### THE EXERCISE
Write out every single entry exactly.

Collected data:
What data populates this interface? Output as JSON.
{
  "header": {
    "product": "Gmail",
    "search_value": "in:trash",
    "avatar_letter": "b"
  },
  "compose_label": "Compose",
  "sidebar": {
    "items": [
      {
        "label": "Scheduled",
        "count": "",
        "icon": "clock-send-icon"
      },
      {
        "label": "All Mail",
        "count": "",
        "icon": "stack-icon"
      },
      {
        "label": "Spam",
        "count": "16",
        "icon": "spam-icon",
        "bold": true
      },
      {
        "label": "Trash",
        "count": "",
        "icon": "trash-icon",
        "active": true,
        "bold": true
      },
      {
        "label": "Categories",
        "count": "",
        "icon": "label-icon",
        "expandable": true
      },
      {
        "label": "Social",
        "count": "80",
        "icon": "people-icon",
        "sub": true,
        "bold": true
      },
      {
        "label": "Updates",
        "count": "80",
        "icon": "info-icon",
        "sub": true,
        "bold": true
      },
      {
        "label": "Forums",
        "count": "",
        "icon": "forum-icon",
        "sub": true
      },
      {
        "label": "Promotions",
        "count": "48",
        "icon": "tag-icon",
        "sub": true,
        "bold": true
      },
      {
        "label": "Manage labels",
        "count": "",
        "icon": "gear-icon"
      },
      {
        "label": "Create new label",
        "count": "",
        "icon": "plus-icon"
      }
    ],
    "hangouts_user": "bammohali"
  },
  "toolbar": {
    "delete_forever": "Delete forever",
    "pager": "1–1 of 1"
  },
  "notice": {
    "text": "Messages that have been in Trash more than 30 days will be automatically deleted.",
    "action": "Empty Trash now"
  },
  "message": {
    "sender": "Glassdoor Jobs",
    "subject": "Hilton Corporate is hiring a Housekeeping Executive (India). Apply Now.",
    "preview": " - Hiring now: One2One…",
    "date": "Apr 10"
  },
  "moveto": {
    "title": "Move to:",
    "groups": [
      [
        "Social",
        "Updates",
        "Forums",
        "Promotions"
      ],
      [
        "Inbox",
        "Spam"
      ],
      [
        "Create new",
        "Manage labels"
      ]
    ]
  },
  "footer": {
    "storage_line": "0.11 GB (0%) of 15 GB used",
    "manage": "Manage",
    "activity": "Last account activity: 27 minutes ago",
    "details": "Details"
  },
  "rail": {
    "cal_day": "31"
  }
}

### SOLUTION TO THE EXERCISE
What data populates this interface? Output as JSON.
{
  "header": {
    "product": "Gmail",
    "search_value": "in:trash",
    "avatar_letter": "b"
  },
  "compose_label": "Compose",
  "sidebar": {
    "items": [
      {
        "label": "Scheduled",
        "count": "",
        "icon": "clock-send-icon"
      },
      {
        "label": "All Mail",
        "count": "",
        "icon": "stack-icon"
      },
      {
        "label": "Spam",
        "count": "16",
        "icon": "spam-icon",
        "bold": true
      },
      {
        "label": "Trash",
        "count": "",
        "icon": "trash-icon",
        "active": true,
        "bold": true
      },
      {
        "label": "Categories",
        "count": "",
        "icon": "label-icon",
        "expandable": true
      },
      {
        "label": "Social",
        "count": "80",
        "icon": "people-icon",
        "sub": true,
        "bold": true
      },
      {
        "label": "Updates",
        "count": "80",
        "icon": "info-icon",
        "sub": true,
        "bold": true
      },
      {
        "label": "Forums",
        "count": "",
        "icon": "forum-icon",
        "sub": true
      },
      {
        "label": "Promotions",
        "count": "48",
        "icon": "tag-icon",
        "sub": true,
        "bold": true
      },
      {
        "label": "Manage labels",
        "count": "",
        "icon": "gear-icon"
      },
      {
        "label": "Create new label",
        "count": "",
        "icon": "plus-icon"
      }
    ],
    "hangouts_user": "bammohali"
  },
  "toolbar": {
    "delete_forever": "Delete forever",
    "pager": "1–1 of 1"
  },
  "notice": {
    "text": "Messages that have been in Trash more than 30 days will be automatically deleted.",
    "action": "Empty Trash now"
  },
  "message": {
    "sender": "Glassdoor Jobs",
    "subject": "Hilton Corporate is hiring a Housekeeping Executive (India). Apply Now.",
    "preview": " - Hiring now: One2One…",
    "date": "Apr 10"
  },
  "moveto": {
    "title": "Move to:",
    "groups": [
      [
        "Social",
        "Updates",
        "Forums",
        "Promotions"
      ],
      [
        "Inbox",
        "Spam"
      ],
      [
        "Create new",
        "Manage labels"
      ]
    ]
  },
  "footer": {
    "storage_line": "0.11 GB (0%) of 15 GB used",
    "manage": "Manage",
    "activity": "Last account activity: 27 minutes ago",
    "details": "Details"
  },
  "rail": {
    "cal_day": "31"
  }
}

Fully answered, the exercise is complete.